Copy every line that mentions the word "subtitle".
+---+
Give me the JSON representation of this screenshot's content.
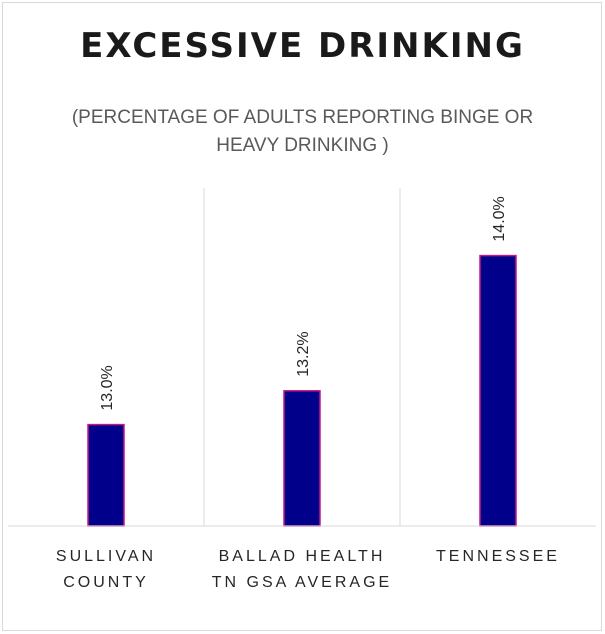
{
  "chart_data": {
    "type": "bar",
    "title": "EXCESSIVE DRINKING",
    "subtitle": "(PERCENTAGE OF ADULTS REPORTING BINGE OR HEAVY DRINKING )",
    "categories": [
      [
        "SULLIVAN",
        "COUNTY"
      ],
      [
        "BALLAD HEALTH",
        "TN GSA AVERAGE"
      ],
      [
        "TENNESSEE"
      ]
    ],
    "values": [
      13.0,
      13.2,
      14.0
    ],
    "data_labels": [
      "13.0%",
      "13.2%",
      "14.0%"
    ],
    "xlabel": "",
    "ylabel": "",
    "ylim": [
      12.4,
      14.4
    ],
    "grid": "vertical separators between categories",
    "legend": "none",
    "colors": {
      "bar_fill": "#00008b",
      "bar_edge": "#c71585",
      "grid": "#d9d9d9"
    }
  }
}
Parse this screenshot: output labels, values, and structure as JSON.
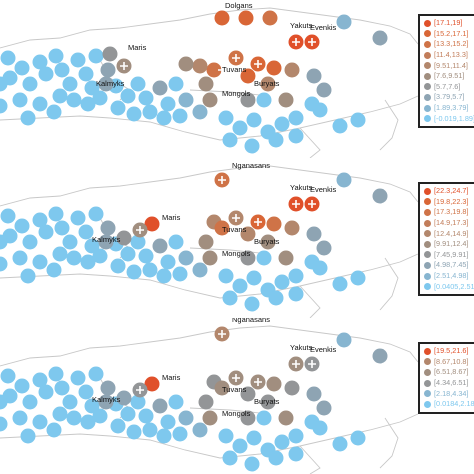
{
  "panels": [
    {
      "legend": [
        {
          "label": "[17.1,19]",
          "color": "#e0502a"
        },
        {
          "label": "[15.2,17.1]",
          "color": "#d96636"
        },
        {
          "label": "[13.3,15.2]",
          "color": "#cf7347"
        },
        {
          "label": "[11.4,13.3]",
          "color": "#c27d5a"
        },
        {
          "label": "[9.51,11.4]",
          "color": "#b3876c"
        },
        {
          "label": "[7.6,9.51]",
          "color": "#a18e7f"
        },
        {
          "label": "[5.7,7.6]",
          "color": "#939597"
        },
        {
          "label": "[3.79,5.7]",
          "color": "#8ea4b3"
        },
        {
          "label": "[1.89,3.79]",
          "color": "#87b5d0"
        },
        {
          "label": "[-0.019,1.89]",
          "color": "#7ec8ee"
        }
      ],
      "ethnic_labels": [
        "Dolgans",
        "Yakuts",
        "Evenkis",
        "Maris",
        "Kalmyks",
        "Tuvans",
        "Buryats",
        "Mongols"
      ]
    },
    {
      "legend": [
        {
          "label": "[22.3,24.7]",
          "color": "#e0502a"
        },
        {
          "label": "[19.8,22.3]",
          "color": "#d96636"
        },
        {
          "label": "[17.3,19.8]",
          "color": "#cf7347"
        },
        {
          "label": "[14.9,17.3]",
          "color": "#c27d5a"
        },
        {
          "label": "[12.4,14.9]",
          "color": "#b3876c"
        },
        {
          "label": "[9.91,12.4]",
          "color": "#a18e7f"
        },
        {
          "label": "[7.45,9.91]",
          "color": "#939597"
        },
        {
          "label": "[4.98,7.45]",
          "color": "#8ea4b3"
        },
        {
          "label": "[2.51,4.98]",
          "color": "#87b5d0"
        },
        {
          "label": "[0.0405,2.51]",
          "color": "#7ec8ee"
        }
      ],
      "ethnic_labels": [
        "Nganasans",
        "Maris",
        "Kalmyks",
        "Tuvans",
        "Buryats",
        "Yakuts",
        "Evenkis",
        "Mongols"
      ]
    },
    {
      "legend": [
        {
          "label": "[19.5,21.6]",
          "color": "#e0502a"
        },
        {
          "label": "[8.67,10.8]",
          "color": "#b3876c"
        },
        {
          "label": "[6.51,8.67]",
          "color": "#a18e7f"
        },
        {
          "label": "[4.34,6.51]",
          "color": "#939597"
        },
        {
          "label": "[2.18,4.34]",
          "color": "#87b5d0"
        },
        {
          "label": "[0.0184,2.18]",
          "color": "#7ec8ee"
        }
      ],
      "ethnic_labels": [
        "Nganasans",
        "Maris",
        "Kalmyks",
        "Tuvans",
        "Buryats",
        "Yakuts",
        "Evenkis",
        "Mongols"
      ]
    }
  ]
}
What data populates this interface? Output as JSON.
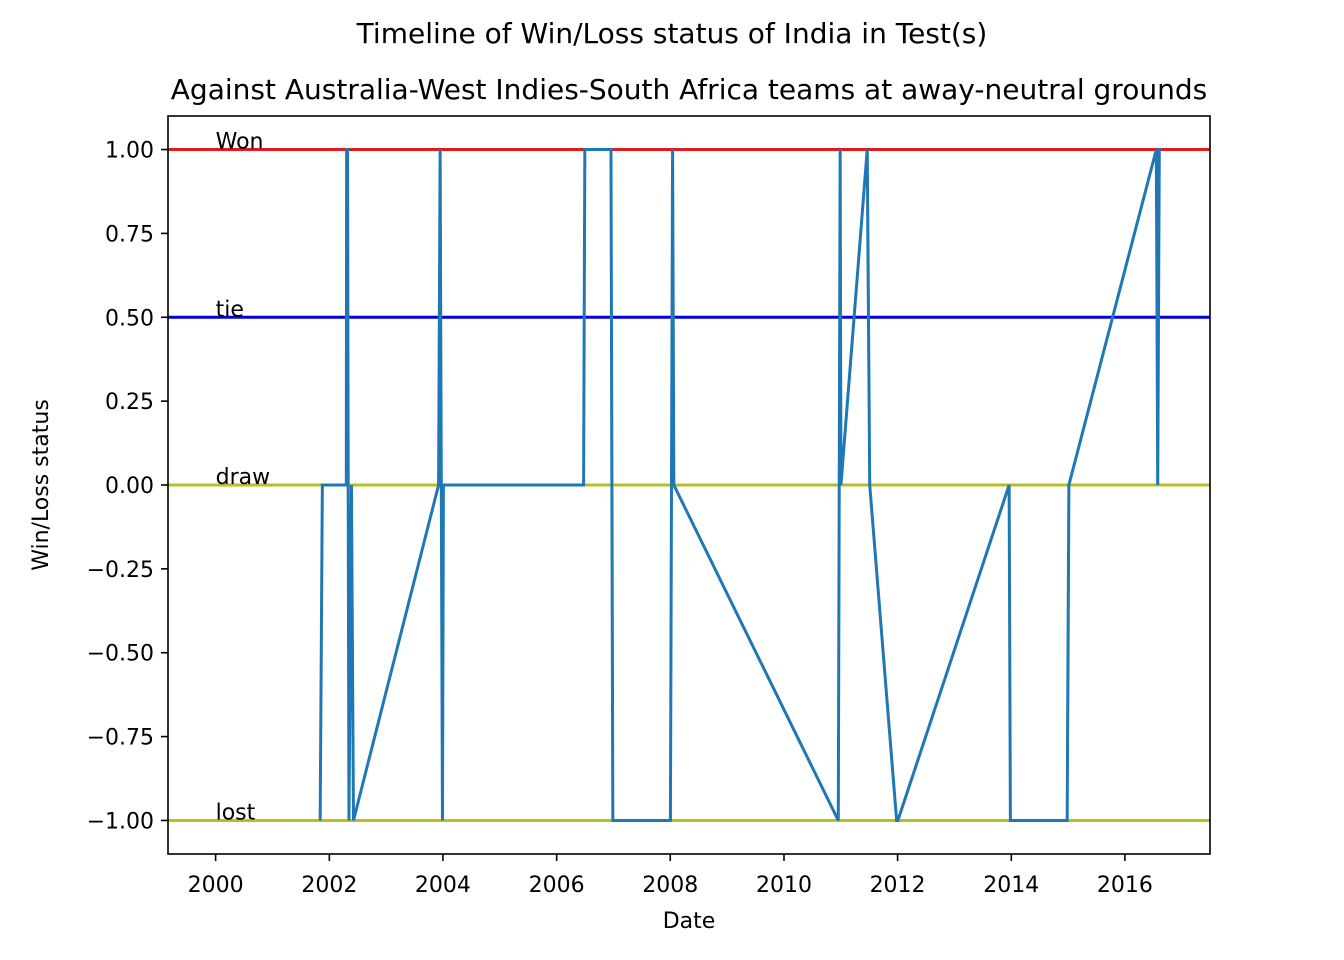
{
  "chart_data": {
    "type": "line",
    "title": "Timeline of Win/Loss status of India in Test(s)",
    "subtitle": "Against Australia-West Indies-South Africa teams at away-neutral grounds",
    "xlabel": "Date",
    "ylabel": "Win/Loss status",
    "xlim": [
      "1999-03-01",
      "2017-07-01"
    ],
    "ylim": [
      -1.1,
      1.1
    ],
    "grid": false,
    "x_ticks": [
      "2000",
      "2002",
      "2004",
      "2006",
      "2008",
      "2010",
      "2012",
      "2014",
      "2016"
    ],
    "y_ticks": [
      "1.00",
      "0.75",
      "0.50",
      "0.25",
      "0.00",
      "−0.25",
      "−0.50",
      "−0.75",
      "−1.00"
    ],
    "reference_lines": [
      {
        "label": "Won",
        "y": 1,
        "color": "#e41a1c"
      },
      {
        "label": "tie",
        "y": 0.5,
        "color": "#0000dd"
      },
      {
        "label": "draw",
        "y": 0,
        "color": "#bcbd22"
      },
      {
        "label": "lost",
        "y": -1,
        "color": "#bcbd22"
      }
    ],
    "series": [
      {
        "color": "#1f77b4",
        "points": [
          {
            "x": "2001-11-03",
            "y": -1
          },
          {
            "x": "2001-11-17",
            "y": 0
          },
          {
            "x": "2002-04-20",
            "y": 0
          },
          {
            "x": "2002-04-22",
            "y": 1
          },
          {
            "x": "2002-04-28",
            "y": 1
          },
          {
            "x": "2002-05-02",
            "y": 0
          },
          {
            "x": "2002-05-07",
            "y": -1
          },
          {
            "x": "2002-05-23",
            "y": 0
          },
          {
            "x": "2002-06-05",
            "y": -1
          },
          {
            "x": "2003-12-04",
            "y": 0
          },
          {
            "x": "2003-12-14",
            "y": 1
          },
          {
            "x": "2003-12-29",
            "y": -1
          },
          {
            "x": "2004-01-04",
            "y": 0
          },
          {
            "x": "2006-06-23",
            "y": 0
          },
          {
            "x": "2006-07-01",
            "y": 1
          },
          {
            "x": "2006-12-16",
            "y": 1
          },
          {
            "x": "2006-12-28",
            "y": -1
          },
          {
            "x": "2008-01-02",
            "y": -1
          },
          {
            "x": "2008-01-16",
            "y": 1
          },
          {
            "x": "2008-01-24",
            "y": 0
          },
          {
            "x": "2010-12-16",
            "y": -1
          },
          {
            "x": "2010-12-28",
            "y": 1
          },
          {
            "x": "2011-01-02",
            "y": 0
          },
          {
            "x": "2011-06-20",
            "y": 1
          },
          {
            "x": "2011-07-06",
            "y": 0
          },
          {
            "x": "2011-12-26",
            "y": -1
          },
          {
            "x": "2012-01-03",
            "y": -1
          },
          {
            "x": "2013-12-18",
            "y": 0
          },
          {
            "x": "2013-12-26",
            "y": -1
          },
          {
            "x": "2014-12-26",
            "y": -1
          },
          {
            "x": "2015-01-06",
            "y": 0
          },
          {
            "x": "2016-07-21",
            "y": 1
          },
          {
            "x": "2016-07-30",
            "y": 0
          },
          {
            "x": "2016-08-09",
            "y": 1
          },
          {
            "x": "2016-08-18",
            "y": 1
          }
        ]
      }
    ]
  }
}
+---+
_Solution to the exercise_
    "subtitle": "(PERCENTAGE OF ADULTS REPORTING BINGE OR HEAVY DRINKING )",
    "subtitle": "Against Australia-West Indies-South Africa teams at away-neutral grounds",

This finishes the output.